■ Listed records
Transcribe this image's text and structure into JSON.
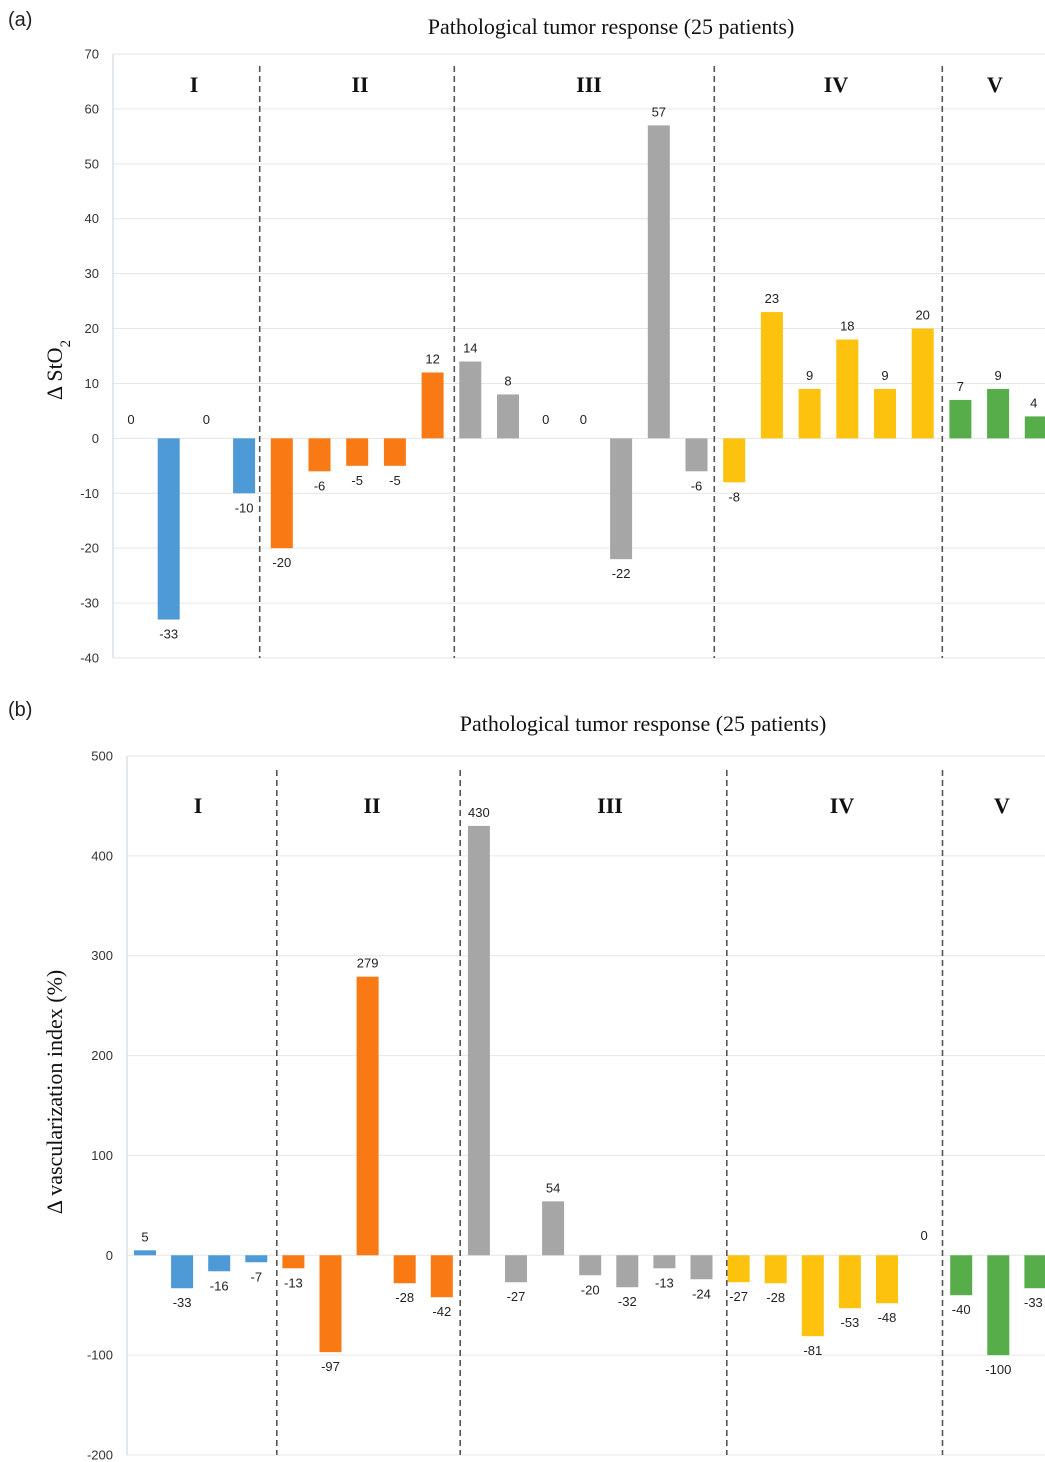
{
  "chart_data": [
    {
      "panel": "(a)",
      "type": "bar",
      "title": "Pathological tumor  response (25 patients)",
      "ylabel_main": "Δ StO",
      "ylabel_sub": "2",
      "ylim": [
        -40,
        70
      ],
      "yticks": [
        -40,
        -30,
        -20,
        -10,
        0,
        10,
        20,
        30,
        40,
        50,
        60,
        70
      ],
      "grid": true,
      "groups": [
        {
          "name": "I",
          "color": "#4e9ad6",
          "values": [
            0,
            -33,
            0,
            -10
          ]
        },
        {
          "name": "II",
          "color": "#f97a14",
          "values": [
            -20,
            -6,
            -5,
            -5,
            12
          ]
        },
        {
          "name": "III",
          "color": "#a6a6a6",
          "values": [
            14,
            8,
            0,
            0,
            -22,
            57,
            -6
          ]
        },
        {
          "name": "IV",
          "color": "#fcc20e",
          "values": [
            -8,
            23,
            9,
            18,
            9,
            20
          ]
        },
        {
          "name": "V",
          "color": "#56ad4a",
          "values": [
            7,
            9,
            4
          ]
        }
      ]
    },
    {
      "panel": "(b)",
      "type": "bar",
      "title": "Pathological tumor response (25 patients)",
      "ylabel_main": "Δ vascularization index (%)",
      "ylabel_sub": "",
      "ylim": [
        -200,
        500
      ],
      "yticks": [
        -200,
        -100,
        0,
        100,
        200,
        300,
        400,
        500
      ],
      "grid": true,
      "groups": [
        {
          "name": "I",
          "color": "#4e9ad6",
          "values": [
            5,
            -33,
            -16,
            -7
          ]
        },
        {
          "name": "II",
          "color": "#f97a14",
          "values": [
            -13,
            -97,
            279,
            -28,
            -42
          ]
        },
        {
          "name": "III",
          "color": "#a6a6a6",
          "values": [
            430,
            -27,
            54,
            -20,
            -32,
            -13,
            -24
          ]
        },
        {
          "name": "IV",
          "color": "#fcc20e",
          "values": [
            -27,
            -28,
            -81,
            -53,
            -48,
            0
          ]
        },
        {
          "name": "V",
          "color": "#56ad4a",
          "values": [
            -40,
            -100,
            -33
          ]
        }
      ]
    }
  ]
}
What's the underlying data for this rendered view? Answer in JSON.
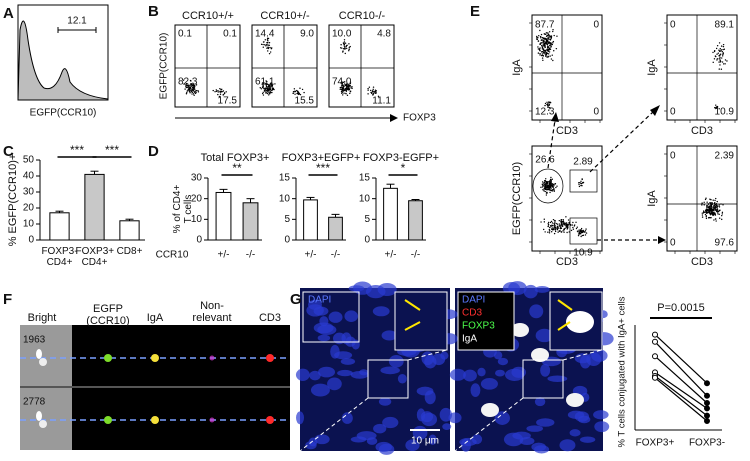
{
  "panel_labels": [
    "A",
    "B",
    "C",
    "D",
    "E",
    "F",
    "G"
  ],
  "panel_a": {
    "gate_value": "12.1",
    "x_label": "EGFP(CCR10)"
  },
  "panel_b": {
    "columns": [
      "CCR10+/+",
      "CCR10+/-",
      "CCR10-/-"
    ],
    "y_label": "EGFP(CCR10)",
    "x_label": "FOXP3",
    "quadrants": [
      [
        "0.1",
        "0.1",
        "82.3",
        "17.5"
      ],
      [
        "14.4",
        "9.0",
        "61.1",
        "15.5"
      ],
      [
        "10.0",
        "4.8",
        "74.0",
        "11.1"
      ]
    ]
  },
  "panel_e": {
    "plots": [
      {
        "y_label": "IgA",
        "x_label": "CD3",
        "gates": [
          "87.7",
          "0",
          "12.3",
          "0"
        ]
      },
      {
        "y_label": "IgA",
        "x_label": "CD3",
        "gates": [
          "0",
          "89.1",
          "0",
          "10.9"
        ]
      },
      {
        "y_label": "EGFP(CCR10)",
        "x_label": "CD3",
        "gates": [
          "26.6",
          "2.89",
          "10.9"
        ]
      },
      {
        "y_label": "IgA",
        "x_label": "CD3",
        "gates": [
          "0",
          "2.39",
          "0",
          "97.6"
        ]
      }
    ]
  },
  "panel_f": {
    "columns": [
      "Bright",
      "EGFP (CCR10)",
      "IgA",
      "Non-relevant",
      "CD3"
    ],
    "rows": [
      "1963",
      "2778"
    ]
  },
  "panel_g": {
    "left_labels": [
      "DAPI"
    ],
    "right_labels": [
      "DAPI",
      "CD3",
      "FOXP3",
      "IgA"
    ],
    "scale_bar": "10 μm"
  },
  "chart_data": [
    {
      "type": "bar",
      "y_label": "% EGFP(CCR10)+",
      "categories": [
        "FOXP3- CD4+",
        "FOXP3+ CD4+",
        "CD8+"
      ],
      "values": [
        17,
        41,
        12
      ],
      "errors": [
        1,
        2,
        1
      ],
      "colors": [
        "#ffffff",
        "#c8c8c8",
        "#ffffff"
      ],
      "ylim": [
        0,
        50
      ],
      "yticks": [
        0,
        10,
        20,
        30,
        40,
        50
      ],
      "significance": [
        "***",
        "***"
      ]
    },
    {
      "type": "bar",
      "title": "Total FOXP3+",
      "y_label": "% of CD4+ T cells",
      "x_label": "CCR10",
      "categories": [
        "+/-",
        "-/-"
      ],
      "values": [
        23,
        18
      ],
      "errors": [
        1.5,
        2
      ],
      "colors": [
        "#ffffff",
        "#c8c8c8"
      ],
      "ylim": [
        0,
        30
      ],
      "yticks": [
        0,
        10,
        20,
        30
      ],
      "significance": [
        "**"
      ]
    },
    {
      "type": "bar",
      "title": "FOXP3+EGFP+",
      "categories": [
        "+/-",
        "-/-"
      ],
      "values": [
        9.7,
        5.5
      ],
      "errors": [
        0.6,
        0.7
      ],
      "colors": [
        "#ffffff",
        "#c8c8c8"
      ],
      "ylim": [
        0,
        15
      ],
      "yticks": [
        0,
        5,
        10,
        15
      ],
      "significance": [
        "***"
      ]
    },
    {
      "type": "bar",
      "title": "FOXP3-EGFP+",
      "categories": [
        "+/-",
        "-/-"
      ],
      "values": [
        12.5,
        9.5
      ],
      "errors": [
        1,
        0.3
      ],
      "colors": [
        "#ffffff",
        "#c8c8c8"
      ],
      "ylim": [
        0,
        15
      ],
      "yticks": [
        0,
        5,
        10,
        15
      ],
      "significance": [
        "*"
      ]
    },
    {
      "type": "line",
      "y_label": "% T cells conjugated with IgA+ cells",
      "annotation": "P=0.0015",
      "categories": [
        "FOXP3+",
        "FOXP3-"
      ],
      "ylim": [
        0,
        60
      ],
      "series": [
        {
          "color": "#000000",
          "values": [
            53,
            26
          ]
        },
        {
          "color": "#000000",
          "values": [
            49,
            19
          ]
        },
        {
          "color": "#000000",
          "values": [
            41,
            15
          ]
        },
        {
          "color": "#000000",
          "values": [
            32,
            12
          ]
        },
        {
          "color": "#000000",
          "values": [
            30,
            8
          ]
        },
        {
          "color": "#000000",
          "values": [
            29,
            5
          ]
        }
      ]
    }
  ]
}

* * *

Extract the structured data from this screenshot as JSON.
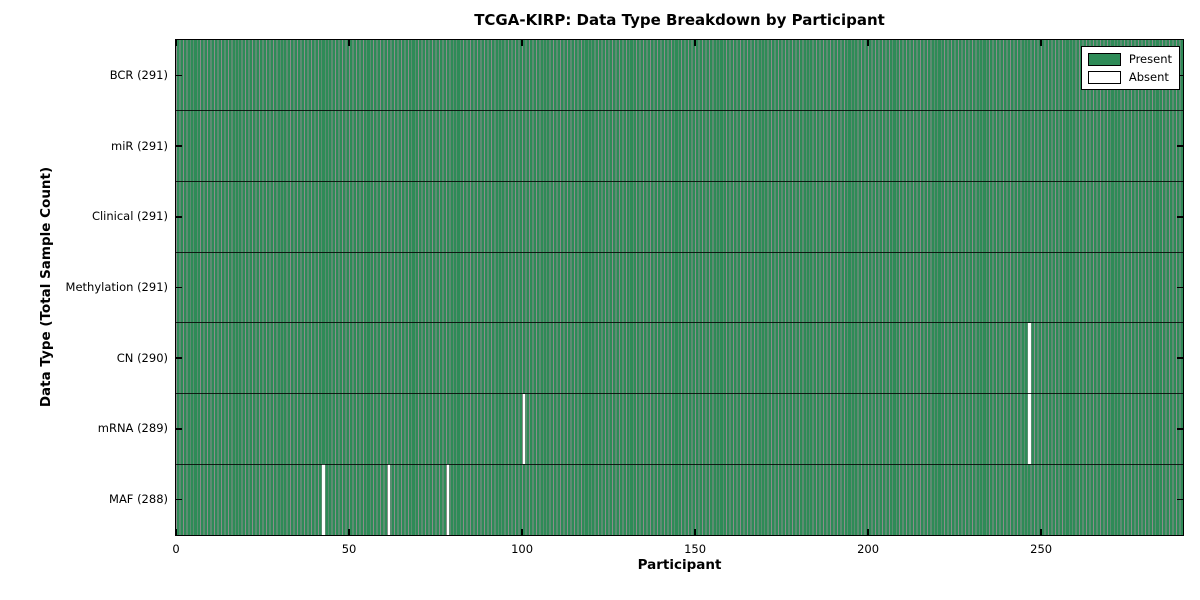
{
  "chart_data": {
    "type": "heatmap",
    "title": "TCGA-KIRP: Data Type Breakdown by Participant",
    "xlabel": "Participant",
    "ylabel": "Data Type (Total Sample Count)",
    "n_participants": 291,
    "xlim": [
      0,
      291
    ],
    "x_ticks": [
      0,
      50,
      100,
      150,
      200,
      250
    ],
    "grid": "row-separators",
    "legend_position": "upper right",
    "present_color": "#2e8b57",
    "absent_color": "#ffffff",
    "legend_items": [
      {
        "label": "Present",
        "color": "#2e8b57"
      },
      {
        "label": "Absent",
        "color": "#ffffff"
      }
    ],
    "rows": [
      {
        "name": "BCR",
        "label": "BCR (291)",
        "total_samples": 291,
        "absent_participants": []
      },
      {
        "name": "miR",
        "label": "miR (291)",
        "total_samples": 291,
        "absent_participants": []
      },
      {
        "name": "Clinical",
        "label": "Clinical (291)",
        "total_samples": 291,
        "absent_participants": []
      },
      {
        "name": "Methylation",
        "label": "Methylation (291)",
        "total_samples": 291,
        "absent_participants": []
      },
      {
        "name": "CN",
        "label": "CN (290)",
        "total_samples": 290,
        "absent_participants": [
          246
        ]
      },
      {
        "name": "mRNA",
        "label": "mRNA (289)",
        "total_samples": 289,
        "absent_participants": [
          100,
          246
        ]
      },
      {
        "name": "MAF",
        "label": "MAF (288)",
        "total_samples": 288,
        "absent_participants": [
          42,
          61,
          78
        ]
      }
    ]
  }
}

■ What is being asked
Using the data above, return every line that contains the string "this".

■ Answer for the task
Transcribe this image's text and structure into JSON.
What's the underlying data for this rendered view? Answer in JSON.
Extract the structured data from this screenshot as JSON.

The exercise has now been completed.